* **Work request**
Would you write out the entries below word for word, omitting the pictures?

* **Entries provided**
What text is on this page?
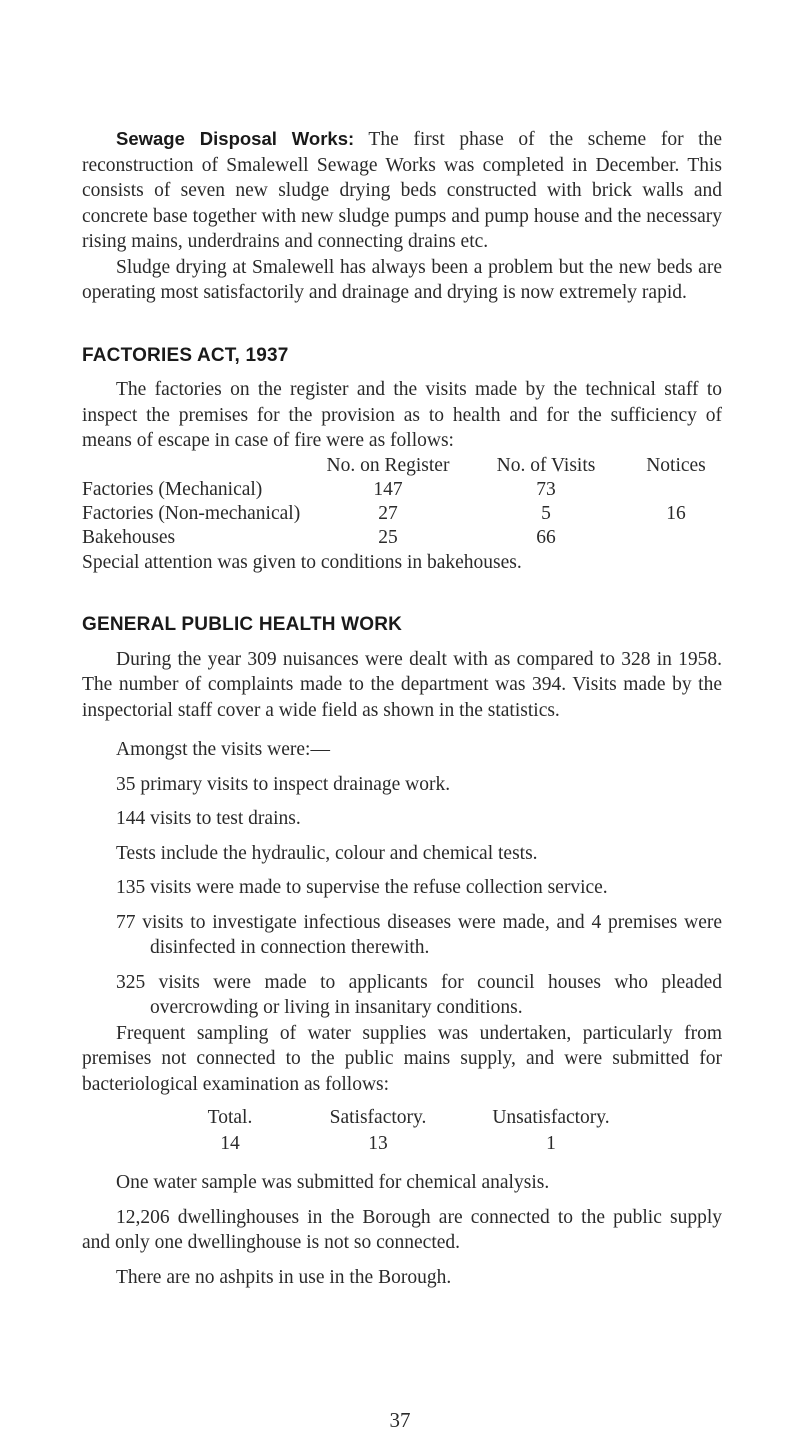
Sewage Disposal Works: The first phase of the scheme for the reconstruction of Smalewell Sewage Works was completed in December. This consists of seven new sludge drying beds constructed with brick walls and concrete base together with new sludge pumps and pump house and the necessary rising mains, underdrains and connecting drains etc.

Sludge drying at Smalewell has always been a problem but the new beds are operating most satisfactorily and drainage and drying is now extremely rapid.

FACTORIES ACT, 1937

The factories on the register and the visits made by the technical staff to inspect the premises for the provision as to health and for the sufficiency of means of escape in case of fire were as follows:

	No. on Register	No. of Visits	Notices
Factories (Mechanical)	147	73	
Factories (Non-mechanical)	27	5	16
Bakehouses	25	66	

Special attention was given to conditions in bakehouses.

GENERAL PUBLIC HEALTH WORK

During the year 309 nuisances were dealt with as compared to 328 in 1958. The number of complaints made to the department was 394. Visits made by the inspectorial staff cover a wide field as shown in the statistics.

Amongst the visits were:—

35 primary visits to inspect drainage work.

144 visits to test drains.

Tests include the hydraulic, colour and chemical tests.

135 visits were made to supervise the refuse collection service.

77 visits to investigate infectious diseases were made, and 4 premises were disinfected in connection therewith.

325 visits were made to applicants for council houses who pleaded overcrowding or living in insanitary conditions.

Frequent sampling of water supplies was undertaken, particularly from premises not connected to the public mains supply, and were submitted for bacteriological examination as follows:

Total.	Satisfactory.	Unsatisfactory.
14	13	1

One water sample was submitted for chemical analysis.

12,206 dwellinghouses in the Borough are connected to the public supply and only one dwellinghouse is not so connected.

There are no ashpits in use in the Borough.

37
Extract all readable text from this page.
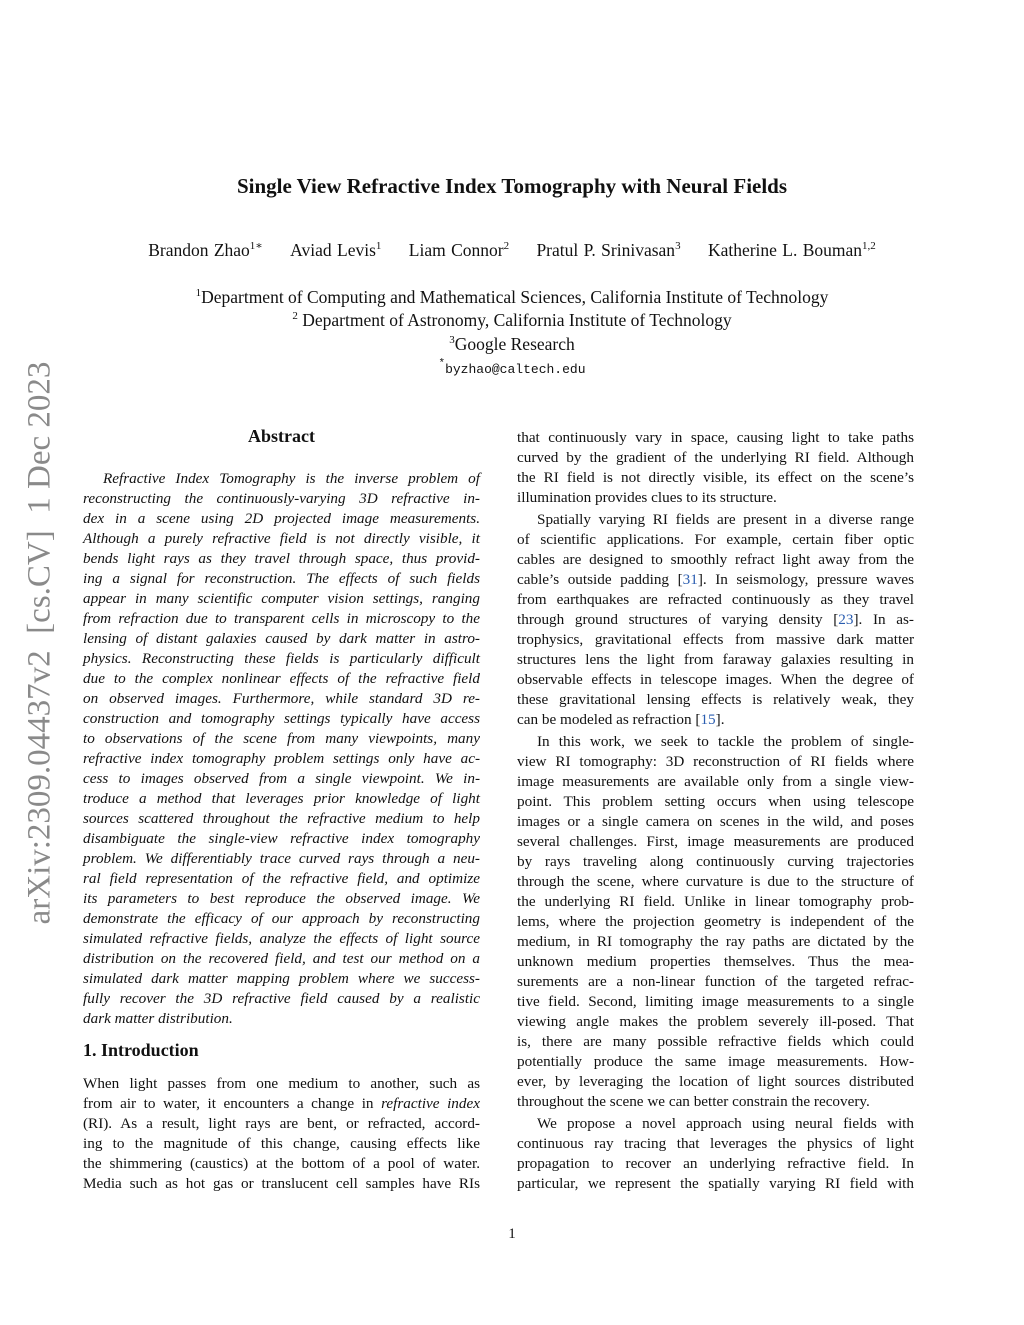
arXiv:2309.04437v2  [cs.CV]  1 Dec 2023
Single View Refractive Index Tomography with Neural Fields
Brandon Zhao$^{1∗}$ Aviad Levis$^1$ Liam Connor$^2$ Pratul P. Srinivasan$^3$ Katherine L. Bouman$^{1,2}$
$^1$Department of Computing and Mathematical Sciences, California Institute of Technology
$^2$ Department of Astronomy, California Institute of Technology
$^3$Google Research
*byzhao@caltech.edu
Abstract
Refractive Index Tomography is the inverse problem of
reconstructing the continuously-varying 3D refractive in-
dex in a scene using 2D projected image measurements.
Although a purely refractive field is not directly visible, it
bends light rays as they travel through space, thus provid-
ing a signal for reconstruction. The effects of such fields
appear in many scientific computer vision settings, ranging
from refraction due to transparent cells in microscopy to the
lensing of distant galaxies caused by dark matter in astro-
physics. Reconstructing these fields is particularly difficult
due to the complex nonlinear effects of the refractive field
on observed images. Furthermore, while standard 3D re-
construction and tomography settings typically have access
to observations of the scene from many viewpoints, many
refractive index tomography problem settings only have ac-
cess to images observed from a single viewpoint. We in-
troduce a method that leverages prior knowledge of light
sources scattered throughout the refractive medium to help
disambiguate the single-view refractive index tomography
problem. We differentiably trace curved rays through a neu-
ral field representation of the refractive field, and optimize
its parameters to best reproduce the observed image. We
demonstrate the efficacy of our approach by reconstructing
simulated refractive fields, analyze the effects of light source
distribution on the recovered field, and test our method on a
simulated dark matter mapping problem where we success-
fully recover the 3D refractive field caused by a realistic
dark matter distribution.
1. Introduction
When light passes from one medium to another, such as
from air to water, it encounters a change in refractive index
(RI). As a result, light rays are bent, or refracted, accord-
ing to the magnitude of this change, causing effects like
the shimmering (caustics) at the bottom of a pool of water.
Media such as hot gas or translucent cell samples have RIs
that continuously vary in space, causing light to take paths
curved by the gradient of the underlying RI field. Although
the RI field is not directly visible, its effect on the scene’s
illumination provides clues to its structure.
Spatially varying RI fields are present in a diverse range
of scientific applications. For example, certain fiber optic
cables are designed to smoothly refract light away from the
cable’s outside padding [31]. In seismology, pressure waves
from earthquakes are refracted continuously as they travel
through ground structures of varying density [23]. In as-
trophysics, gravitational effects from massive dark matter
structures lens the light from faraway galaxies resulting in
observable effects in telescope images. When the degree of
these gravitational lensing effects is relatively weak, they
can be modeled as refraction [15].
In this work, we seek to tackle the problem of single-
view RI tomography: 3D reconstruction of RI fields where
image measurements are available only from a single view-
point. This problem setting occurs when using telescope
images or a single camera on scenes in the wild, and poses
several challenges. First, image measurements are produced
by rays traveling along continuously curving trajectories
through the scene, where curvature is due to the structure of
the underlying RI field. Unlike in linear tomography prob-
lems, where the projection geometry is independent of the
medium, in RI tomography the ray paths are dictated by the
unknown medium properties themselves. Thus the mea-
surements are a non-linear function of the targeted refrac-
tive field. Second, limiting image measurements to a single
viewing angle makes the problem severely ill-posed. That
is, there are many possible refractive fields which could
potentially produce the same image measurements. How-
ever, by leveraging the location of light sources distributed
throughout the scene we can better constrain the recovery.
We propose a novel approach using neural fields with
continuous ray tracing that leverages the physics of light
propagation to recover an underlying refractive field. In
particular, we represent the spatially varying RI field with
1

* **Solved exercise**
What text is on this page?
Sewage Disposal Works: The first phase of the scheme for the reconstruction of Smalewell Sewage Works was completed in December. This consists of seven new sludge drying beds constructed with brick walls and concrete base together with new sludge pumps and pump house and the necessary rising mains, underdrains and connecting drains etc.

Sludge drying at Smalewell has always been a problem but the new beds are operating most satisfactorily and drainage and drying is now extremely rapid.

FACTORIES ACT, 1937

The factories on the register and the visits made by the technical staff to inspect the premises for the provision as to health and for the sufficiency of means of escape in case of fire were as follows:

	No. on Register	No. of Visits	Notices
Factories (Mechanical)	147	73	
Factories (Non-mechanical)	27	5	16
Bakehouses	25	66	

Special attention was given to conditions in bakehouses.

GENERAL PUBLIC HEALTH WORK

During the year 309 nuisances were dealt with as compared to 328 in 1958. The number of complaints made to the department was 394. Visits made by the inspectorial staff cover a wide field as shown in the statistics.

Amongst the visits were:—

35 primary visits to inspect drainage work.

144 visits to test drains.

Tests include the hydraulic, colour and chemical tests.

135 visits were made to supervise the refuse collection service.

77 visits to investigate infectious diseases were made, and 4 premises were disinfected in connection therewith.

325 visits were made to applicants for council houses who pleaded overcrowding or living in insanitary conditions.

Frequent sampling of water supplies was undertaken, particularly from premises not connected to the public mains supply, and were submitted for bacteriological examination as follows:

Total.	Satisfactory.	Unsatisfactory.
14	13	1

One water sample was submitted for chemical analysis.

12,206 dwellinghouses in the Borough are connected to the public supply and only one dwellinghouse is not so connected.

There are no ashpits in use in the Borough.

37
Extract all readable text from this page.
arXiv:2309.04437v2  [cs.CV]  1 Dec 2023
Single View Refractive Index Tomography with Neural Fields
Brandon Zhao$^{1∗}$ Aviad Levis$^1$ Liam Connor$^2$ Pratul P. Srinivasan$^3$ Katherine L. Bouman$^{1,2}$
$^1$Department of Computing and Mathematical Sciences, California Institute of Technology
$^2$ Department of Astronomy, California Institute of Technology
$^3$Google Research
*byzhao@caltech.edu
Abstract
Refractive Index Tomography is the inverse problem of
reconstructing the continuously-varying 3D refractive in-
dex in a scene using 2D projected image measurements.
Although a purely refractive field is not directly visible, it
bends light rays as they travel through space, thus provid-
ing a signal for reconstruction. The effects of such fields
appear in many scientific computer vision settings, ranging
from refraction due to transparent cells in microscopy to the
lensing of distant galaxies caused by dark matter in astro-
physics. Reconstructing these fields is particularly difficult
due to the complex nonlinear effects of the refractive field
on observed images. Furthermore, while standard 3D re-
construction and tomography settings typically have access
to observations of the scene from many viewpoints, many
refractive index tomography problem settings only have ac-
cess to images observed from a single viewpoint. We in-
troduce a method that leverages prior knowledge of light
sources scattered throughout the refractive medium to help
disambiguate the single-view refractive index tomography
problem. We differentiably trace curved rays through a neu-
ral field representation of the refractive field, and optimize
its parameters to best reproduce the observed image. We
demonstrate the efficacy of our approach by reconstructing
simulated refractive fields, analyze the effects of light source
distribution on the recovered field, and test our method on a
simulated dark matter mapping problem where we success-
fully recover the 3D refractive field caused by a realistic
dark matter distribution.
1. Introduction
When light passes from one medium to another, such as
from air to water, it encounters a change in refractive index
(RI). As a result, light rays are bent, or refracted, accord-
ing to the magnitude of this change, causing effects like
the shimmering (caustics) at the bottom of a pool of water.
Media such as hot gas or translucent cell samples have RIs
that continuously vary in space, causing light to take paths
curved by the gradient of the underlying RI field. Although
the RI field is not directly visible, its effect on the scene’s
illumination provides clues to its structure.
Spatially varying RI fields are present in a diverse range
of scientific applications. For example, certain fiber optic
cables are designed to smoothly refract light away from the
cable’s outside padding [31]. In seismology, pressure waves
from earthquakes are refracted continuously as they travel
through ground structures of varying density [23]. In as-
trophysics, gravitational effects from massive dark matter
structures lens the light from faraway galaxies resulting in
observable effects in telescope images. When the degree of
these gravitational lensing effects is relatively weak, they
can be modeled as refraction [15].
In this work, we seek to tackle the problem of single-
view RI tomography: 3D reconstruction of RI fields where
image measurements are available only from a single view-
point. This problem setting occurs when using telescope
images or a single camera on scenes in the wild, and poses
several challenges. First, image measurements are produced
by rays traveling along continuously curving trajectories
through the scene, where curvature is due to the structure of
the underlying RI field. Unlike in linear tomography prob-
lems, where the projection geometry is independent of the
medium, in RI tomography the ray paths are dictated by the
unknown medium properties themselves. Thus the mea-
surements are a non-linear function of the targeted refrac-
tive field. Second, limiting image measurements to a single
viewing angle makes the problem severely ill-posed. That
is, there are many possible refractive fields which could
potentially produce the same image measurements. How-
ever, by leveraging the location of light sources distributed
throughout the scene we can better constrain the recovery.
We propose a novel approach using neural fields with
continuous ray tracing that leverages the physics of light
propagation to recover an underlying refractive field. In
particular, we represent the spatially varying RI field with
1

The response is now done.